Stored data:
- - -
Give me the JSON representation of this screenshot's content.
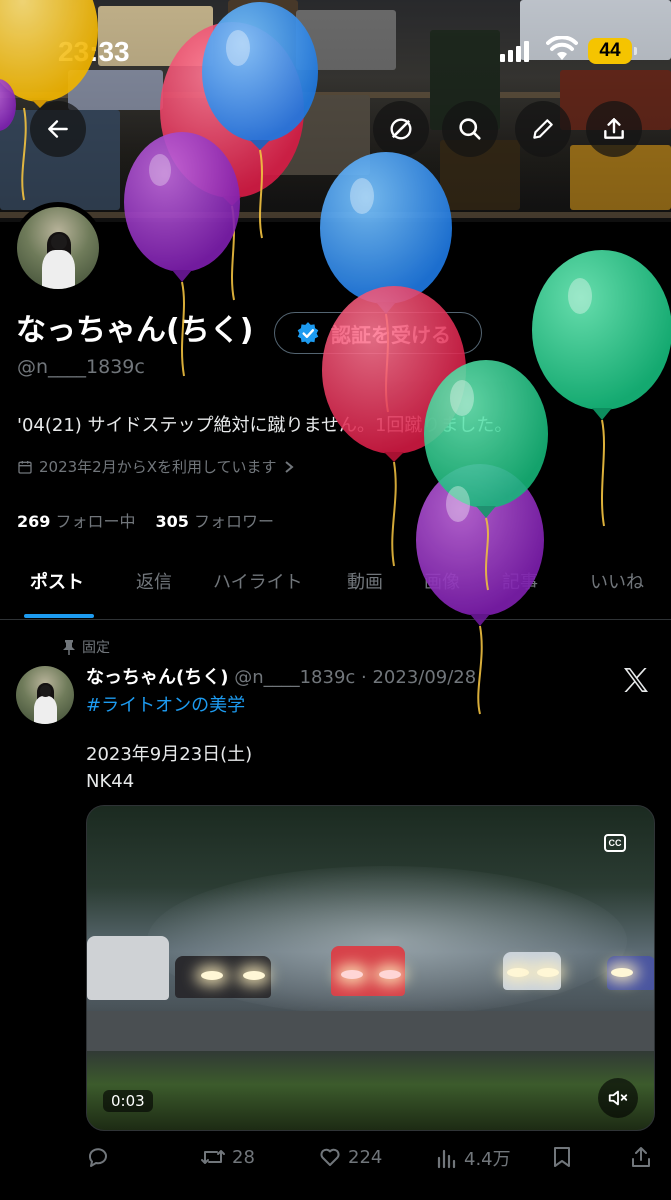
{
  "status_bar": {
    "time": "23:33",
    "battery": "44"
  },
  "profile": {
    "display_name": "なっちゃん(ちく)",
    "verify_label": "認証を受ける",
    "handle": "@n____1839c",
    "bio": "'04(21) サイドステップ絶対に蹴りません。1回蹴りました。",
    "joined": "2023年2月からXを利用しています",
    "following_count": "269",
    "following_label": "フォロー中",
    "followers_count": "305",
    "followers_label": "フォロワー"
  },
  "tabs": [
    "ポスト",
    "返信",
    "ハイライト",
    "動画",
    "画像",
    "記事",
    "いいね"
  ],
  "post": {
    "pinned_label": "固定",
    "author_name": "なっちゃん(ちく)",
    "author_meta": "@n____1839c · 2023/09/28",
    "hashtag": "#ライトオンの美学",
    "text_line1": "2023年9月23日(土)",
    "text_line2": "NK44",
    "video": {
      "duration": "0:03",
      "cc_label": "CC"
    },
    "replies": "",
    "reposts": "28",
    "likes": "224",
    "views": "4.4万"
  },
  "colors": {
    "accent": "#1d9bf0",
    "muted": "#71767b",
    "background": "#000000",
    "battery": "#f5c400"
  }
}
- - -
**Aim of the task**.
Reproduce the entries above without change, omitting all pictures.

**Task response**.
Give me the JSON representation of this screenshot's content.
{
  "status_bar": {
    "time": "23:33",
    "battery": "44"
  },
  "profile": {
    "display_name": "なっちゃん(ちく)",
    "verify_label": "認証を受ける",
    "handle": "@n____1839c",
    "bio": "'04(21) サイドステップ絶対に蹴りません。1回蹴りました。",
    "joined": "2023年2月からXを利用しています",
    "following_count": "269",
    "following_label": "フォロー中",
    "followers_count": "305",
    "followers_label": "フォロワー"
  },
  "tabs": [
    "ポスト",
    "返信",
    "ハイライト",
    "動画",
    "画像",
    "記事",
    "いいね"
  ],
  "post": {
    "pinned_label": "固定",
    "author_name": "なっちゃん(ちく)",
    "author_meta": "@n____1839c · 2023/09/28",
    "hashtag": "#ライトオンの美学",
    "text_line1": "2023年9月23日(土)",
    "text_line2": "NK44",
    "video": {
      "duration": "0:03",
      "cc_label": "CC"
    },
    "replies": "",
    "reposts": "28",
    "likes": "224",
    "views": "4.4万"
  },
  "colors": {
    "accent": "#1d9bf0",
    "muted": "#71767b",
    "background": "#000000",
    "battery": "#f5c400"
  }
}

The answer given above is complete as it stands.